* _DATASET ROWS_:
»»

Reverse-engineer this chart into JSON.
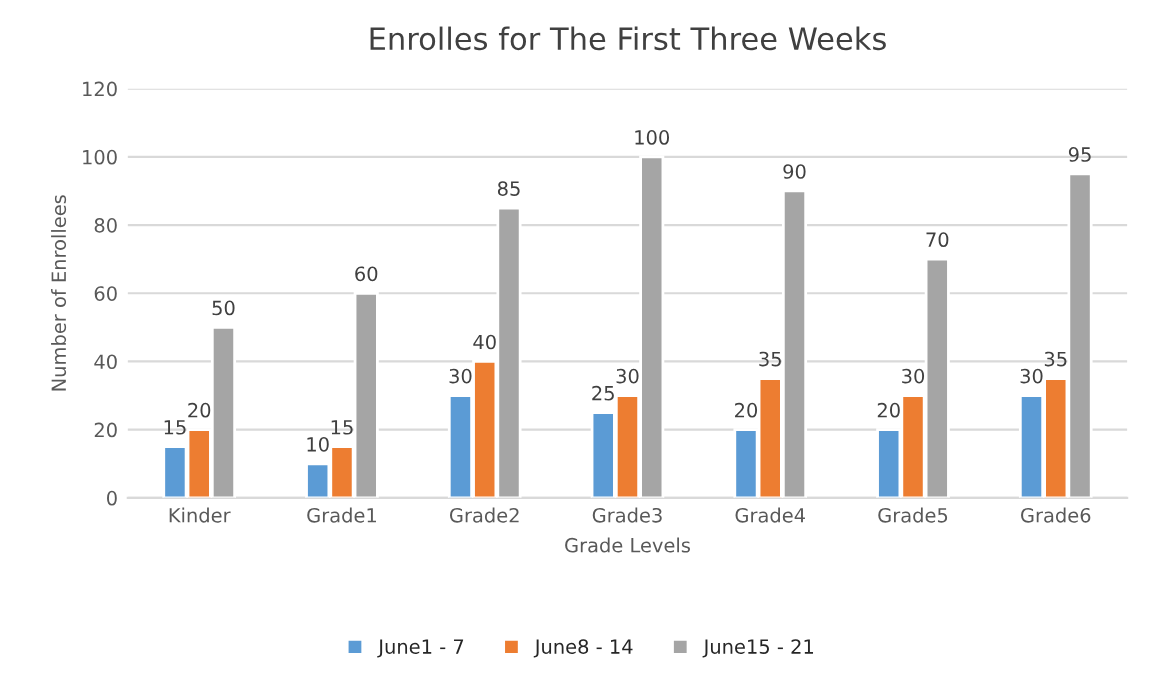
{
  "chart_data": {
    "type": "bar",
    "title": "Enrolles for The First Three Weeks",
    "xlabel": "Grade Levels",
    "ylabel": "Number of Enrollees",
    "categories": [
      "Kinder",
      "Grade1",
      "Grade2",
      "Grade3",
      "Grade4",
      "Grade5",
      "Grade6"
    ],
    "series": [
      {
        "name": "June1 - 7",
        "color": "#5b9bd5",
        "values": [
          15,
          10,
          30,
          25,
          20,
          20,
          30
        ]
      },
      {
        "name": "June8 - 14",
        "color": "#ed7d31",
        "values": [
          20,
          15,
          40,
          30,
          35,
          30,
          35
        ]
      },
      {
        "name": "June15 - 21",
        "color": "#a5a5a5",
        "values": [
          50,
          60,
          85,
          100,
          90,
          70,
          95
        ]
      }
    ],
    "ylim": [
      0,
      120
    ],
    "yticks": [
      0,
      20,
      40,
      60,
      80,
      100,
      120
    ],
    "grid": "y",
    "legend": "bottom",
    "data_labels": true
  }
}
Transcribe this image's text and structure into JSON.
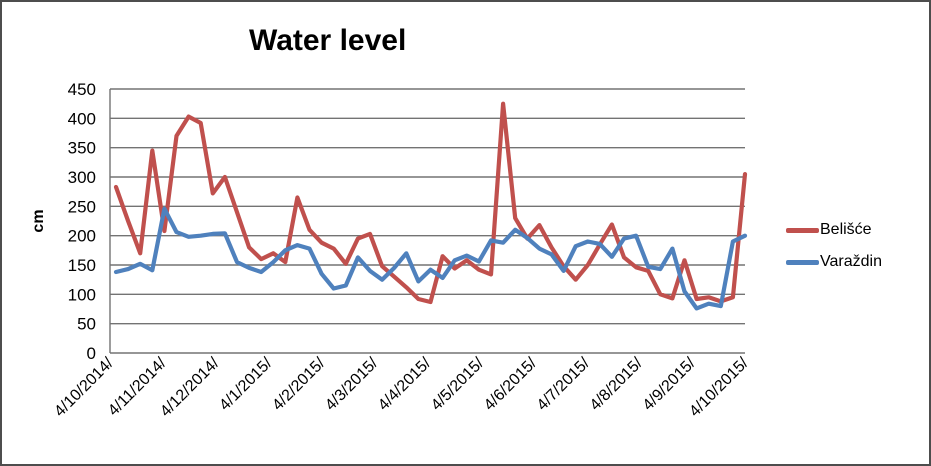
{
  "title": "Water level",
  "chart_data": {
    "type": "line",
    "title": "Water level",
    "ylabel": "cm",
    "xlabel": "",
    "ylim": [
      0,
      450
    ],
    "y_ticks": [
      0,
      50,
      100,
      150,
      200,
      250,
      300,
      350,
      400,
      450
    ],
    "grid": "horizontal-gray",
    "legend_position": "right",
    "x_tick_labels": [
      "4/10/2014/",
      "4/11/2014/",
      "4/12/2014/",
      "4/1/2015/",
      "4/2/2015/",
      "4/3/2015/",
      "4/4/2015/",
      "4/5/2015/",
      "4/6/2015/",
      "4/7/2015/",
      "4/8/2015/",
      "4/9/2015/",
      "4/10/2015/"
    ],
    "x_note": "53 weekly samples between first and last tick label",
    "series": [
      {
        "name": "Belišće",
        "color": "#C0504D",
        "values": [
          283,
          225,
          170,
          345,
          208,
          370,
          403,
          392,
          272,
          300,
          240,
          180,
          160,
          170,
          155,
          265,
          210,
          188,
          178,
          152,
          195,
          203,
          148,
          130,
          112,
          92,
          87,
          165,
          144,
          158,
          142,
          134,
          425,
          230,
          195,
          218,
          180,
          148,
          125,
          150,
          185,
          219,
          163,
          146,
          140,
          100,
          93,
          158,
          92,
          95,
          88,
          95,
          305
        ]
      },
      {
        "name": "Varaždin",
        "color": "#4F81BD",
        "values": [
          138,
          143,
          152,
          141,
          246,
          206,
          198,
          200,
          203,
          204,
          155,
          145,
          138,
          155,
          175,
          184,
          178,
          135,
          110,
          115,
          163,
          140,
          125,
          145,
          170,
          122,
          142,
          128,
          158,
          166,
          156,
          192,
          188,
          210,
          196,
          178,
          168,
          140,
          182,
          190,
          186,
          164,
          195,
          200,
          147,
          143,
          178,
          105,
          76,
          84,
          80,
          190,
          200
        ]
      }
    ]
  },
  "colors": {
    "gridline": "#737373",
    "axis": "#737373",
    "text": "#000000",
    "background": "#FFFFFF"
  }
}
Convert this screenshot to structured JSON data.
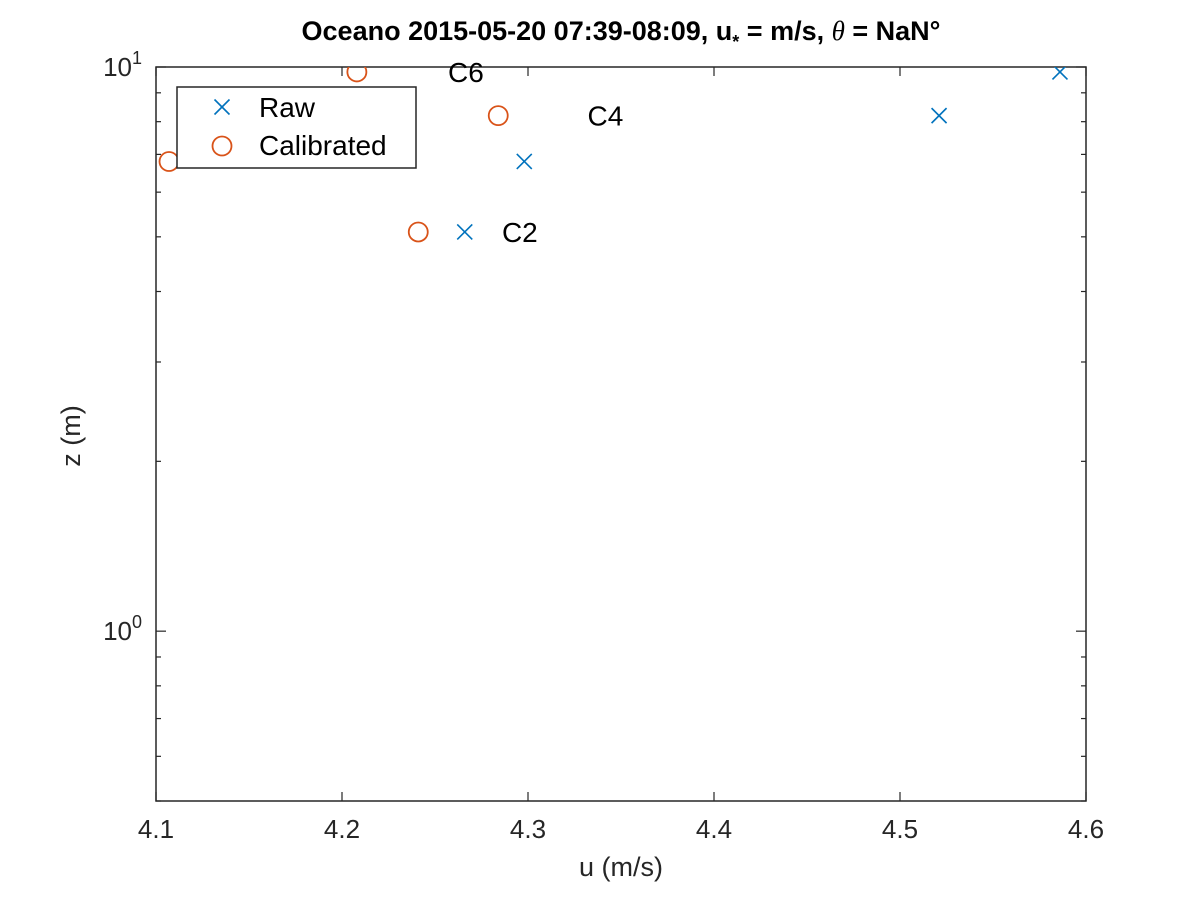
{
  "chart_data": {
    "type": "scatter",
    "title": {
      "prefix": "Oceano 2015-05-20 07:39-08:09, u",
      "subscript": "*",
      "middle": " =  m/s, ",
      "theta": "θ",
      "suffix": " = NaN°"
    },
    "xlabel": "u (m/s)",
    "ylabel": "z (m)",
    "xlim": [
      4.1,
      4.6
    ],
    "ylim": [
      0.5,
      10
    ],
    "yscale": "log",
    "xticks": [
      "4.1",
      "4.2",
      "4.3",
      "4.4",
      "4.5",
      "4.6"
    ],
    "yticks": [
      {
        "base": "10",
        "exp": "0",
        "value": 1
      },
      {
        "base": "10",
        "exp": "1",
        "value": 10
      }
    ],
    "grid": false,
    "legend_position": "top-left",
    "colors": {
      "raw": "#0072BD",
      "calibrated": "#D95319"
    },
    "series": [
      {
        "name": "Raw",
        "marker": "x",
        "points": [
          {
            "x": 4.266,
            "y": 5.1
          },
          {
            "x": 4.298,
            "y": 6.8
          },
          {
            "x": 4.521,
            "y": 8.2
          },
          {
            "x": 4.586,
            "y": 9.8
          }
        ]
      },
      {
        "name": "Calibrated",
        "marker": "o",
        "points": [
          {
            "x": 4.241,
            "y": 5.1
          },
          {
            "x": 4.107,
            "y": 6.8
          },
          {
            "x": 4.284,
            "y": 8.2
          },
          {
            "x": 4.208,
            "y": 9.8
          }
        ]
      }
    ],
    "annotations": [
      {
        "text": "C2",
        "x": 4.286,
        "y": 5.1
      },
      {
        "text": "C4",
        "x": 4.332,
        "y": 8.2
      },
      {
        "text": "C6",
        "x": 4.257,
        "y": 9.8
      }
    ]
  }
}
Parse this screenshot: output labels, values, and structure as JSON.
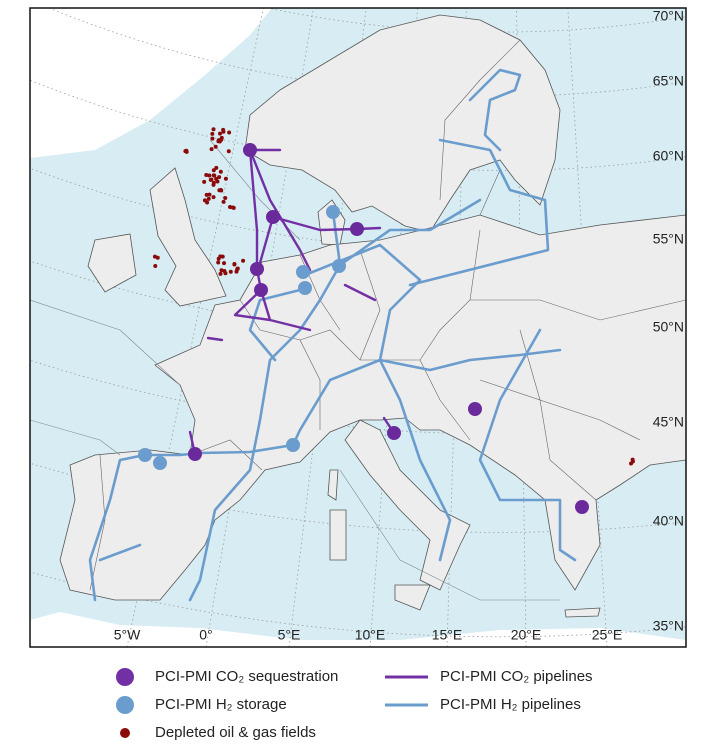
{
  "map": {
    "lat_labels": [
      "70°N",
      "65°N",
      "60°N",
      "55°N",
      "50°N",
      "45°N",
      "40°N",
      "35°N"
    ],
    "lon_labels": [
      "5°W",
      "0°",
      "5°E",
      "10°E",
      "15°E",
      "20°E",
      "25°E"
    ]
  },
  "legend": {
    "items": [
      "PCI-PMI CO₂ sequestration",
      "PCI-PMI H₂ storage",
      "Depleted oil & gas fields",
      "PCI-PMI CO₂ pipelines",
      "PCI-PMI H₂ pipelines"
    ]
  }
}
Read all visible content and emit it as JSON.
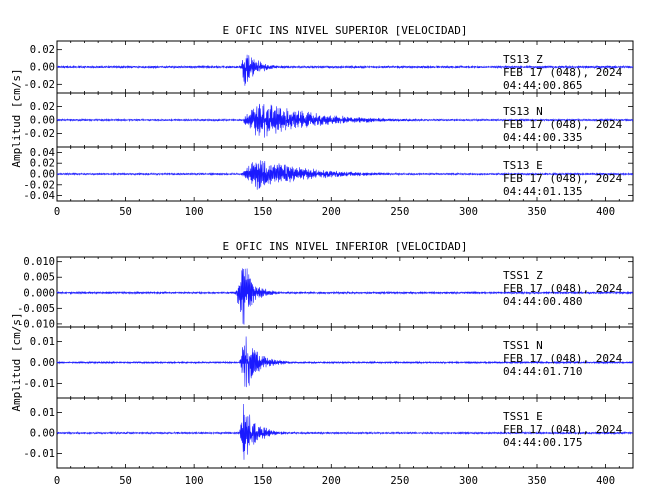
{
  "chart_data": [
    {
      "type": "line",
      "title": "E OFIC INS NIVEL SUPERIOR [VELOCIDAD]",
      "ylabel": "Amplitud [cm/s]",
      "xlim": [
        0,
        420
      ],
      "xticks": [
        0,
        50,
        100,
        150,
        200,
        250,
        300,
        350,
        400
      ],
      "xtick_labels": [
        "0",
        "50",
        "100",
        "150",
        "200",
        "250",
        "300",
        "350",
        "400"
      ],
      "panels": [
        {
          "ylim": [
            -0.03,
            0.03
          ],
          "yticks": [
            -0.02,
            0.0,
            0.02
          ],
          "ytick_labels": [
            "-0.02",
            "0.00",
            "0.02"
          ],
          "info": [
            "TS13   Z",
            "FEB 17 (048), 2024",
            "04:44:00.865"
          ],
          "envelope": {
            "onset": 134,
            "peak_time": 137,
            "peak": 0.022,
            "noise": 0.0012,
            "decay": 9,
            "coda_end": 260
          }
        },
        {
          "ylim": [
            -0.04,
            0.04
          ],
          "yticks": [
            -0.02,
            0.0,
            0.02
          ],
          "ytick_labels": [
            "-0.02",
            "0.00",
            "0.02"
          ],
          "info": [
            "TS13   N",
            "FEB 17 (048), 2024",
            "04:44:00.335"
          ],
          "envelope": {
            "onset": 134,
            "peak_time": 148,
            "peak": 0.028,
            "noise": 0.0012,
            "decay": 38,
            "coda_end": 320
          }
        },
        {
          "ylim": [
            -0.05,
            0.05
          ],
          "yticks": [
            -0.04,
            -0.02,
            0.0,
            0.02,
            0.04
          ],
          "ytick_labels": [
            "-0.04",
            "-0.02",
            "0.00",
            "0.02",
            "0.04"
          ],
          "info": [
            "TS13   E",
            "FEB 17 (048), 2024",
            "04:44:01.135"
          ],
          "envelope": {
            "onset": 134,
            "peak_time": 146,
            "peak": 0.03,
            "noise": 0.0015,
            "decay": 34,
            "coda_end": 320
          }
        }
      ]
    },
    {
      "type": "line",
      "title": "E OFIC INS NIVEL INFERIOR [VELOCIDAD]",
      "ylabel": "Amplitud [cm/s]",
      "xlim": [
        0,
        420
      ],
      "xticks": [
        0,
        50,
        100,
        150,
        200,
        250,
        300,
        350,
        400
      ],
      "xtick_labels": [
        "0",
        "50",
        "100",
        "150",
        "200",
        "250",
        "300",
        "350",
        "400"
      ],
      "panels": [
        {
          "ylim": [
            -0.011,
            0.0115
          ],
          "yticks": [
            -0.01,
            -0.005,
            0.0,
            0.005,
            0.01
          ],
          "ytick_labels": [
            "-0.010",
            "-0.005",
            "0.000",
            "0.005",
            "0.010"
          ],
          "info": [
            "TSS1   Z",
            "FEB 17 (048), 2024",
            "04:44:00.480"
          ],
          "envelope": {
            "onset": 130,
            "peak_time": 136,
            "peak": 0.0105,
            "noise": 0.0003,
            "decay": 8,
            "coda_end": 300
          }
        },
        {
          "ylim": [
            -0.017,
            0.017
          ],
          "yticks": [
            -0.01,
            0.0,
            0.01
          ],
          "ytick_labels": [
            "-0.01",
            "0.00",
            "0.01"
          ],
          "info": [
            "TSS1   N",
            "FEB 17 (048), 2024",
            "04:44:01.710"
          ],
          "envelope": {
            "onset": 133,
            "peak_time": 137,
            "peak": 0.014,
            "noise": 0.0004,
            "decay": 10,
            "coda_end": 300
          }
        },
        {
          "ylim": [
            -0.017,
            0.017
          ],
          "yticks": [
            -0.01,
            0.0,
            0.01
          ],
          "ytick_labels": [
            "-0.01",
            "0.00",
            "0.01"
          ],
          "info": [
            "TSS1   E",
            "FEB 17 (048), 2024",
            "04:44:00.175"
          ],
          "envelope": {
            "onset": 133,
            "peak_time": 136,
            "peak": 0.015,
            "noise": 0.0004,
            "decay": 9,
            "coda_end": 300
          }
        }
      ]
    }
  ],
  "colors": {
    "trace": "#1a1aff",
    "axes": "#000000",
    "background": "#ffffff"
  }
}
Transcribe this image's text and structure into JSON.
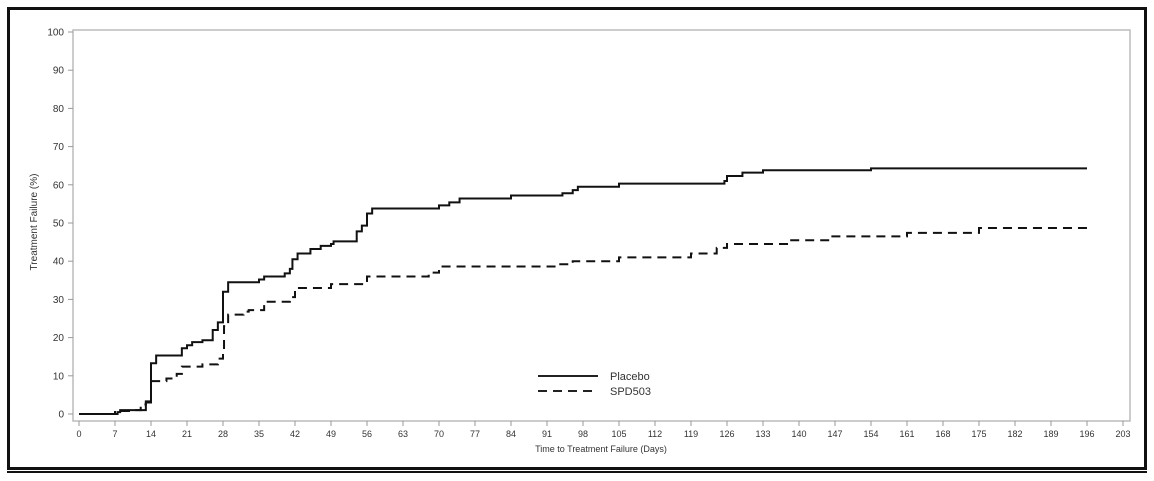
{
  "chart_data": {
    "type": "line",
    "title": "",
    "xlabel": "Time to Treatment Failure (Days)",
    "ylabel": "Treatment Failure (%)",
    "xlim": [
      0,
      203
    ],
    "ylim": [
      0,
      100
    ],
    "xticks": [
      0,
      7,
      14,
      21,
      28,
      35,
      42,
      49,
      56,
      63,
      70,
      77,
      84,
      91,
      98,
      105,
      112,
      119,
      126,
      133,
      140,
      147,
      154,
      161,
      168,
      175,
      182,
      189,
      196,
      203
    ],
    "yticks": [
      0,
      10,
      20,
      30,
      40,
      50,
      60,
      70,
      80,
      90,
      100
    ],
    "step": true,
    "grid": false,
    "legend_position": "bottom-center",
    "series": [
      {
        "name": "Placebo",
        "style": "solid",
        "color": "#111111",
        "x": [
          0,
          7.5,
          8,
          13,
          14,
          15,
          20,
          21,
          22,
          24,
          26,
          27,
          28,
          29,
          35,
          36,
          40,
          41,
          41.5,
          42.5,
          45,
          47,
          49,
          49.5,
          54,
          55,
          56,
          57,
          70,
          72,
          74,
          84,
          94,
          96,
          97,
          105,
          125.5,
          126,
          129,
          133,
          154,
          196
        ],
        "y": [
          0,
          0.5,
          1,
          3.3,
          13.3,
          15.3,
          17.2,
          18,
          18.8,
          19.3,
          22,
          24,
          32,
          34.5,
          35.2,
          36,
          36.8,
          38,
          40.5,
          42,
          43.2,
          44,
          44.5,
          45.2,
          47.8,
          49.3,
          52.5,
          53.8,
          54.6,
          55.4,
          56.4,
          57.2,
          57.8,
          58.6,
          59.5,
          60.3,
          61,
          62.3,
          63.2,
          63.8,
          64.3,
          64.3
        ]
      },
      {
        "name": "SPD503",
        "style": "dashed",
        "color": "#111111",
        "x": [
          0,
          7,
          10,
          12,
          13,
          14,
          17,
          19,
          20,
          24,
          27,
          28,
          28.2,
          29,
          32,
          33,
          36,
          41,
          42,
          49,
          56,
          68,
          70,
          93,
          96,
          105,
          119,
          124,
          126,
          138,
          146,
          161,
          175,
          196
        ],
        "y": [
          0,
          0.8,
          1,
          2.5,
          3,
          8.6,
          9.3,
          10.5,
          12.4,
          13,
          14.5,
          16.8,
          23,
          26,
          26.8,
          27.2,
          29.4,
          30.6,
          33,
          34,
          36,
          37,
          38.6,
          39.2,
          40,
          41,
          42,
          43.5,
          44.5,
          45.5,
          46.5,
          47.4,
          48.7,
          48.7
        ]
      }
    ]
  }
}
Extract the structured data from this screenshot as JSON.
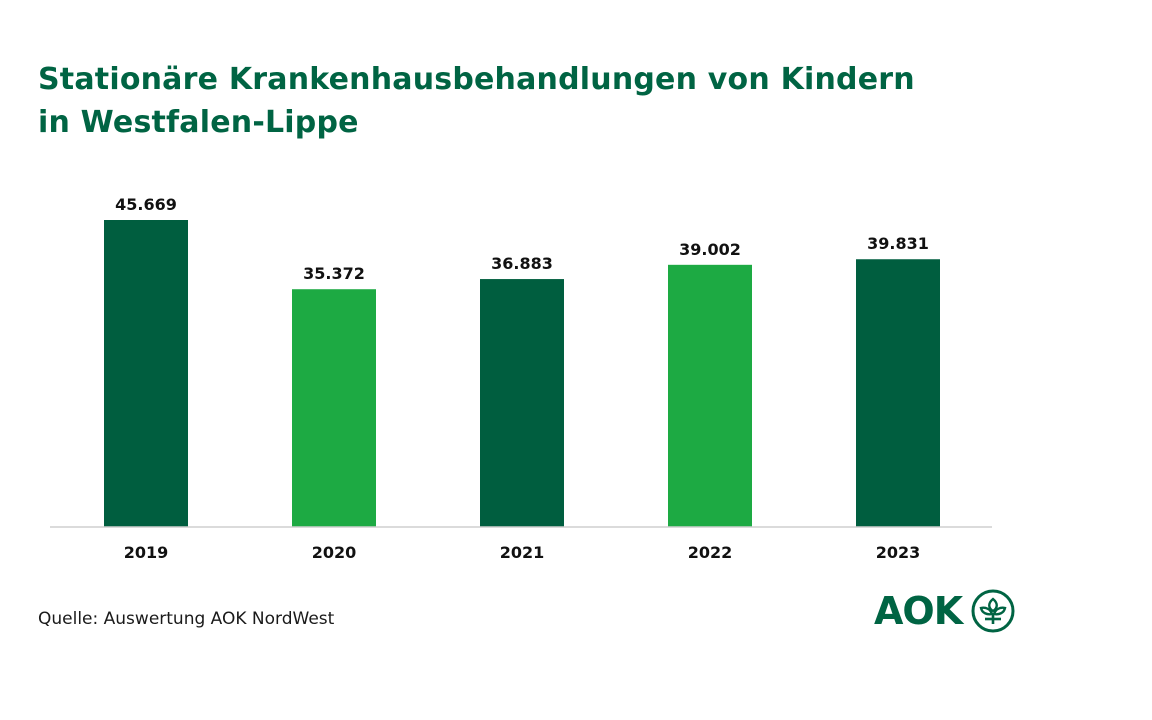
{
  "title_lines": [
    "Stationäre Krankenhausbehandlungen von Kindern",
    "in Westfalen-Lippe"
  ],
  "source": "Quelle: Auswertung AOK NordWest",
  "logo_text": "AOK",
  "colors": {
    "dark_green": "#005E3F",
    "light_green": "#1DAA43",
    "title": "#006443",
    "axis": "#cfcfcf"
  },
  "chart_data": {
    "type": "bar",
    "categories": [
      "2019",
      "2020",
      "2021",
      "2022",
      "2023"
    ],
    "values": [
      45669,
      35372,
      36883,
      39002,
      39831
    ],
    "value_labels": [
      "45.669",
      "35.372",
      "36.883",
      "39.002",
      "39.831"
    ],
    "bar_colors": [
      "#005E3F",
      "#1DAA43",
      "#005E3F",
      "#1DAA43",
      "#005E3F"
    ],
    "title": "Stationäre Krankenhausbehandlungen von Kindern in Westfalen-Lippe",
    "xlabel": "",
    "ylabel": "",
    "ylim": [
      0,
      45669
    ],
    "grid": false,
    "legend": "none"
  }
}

««

* _WHAT IS BEING ASKED_: Select every line above that contains the word "ylabel", and copy it.

* _COMPLETE ANSWER_:
    "ylabel": "Number of Enrollees",
    "ylabel": "cm",
    "ylabel": "z (m)",
      "ylabel": "Amplitud [cm/s]",
      "ylabel": "Amplitud [cm/s]",
    "ylabel": "Treatment Failure (%)",
    "ylabel": "",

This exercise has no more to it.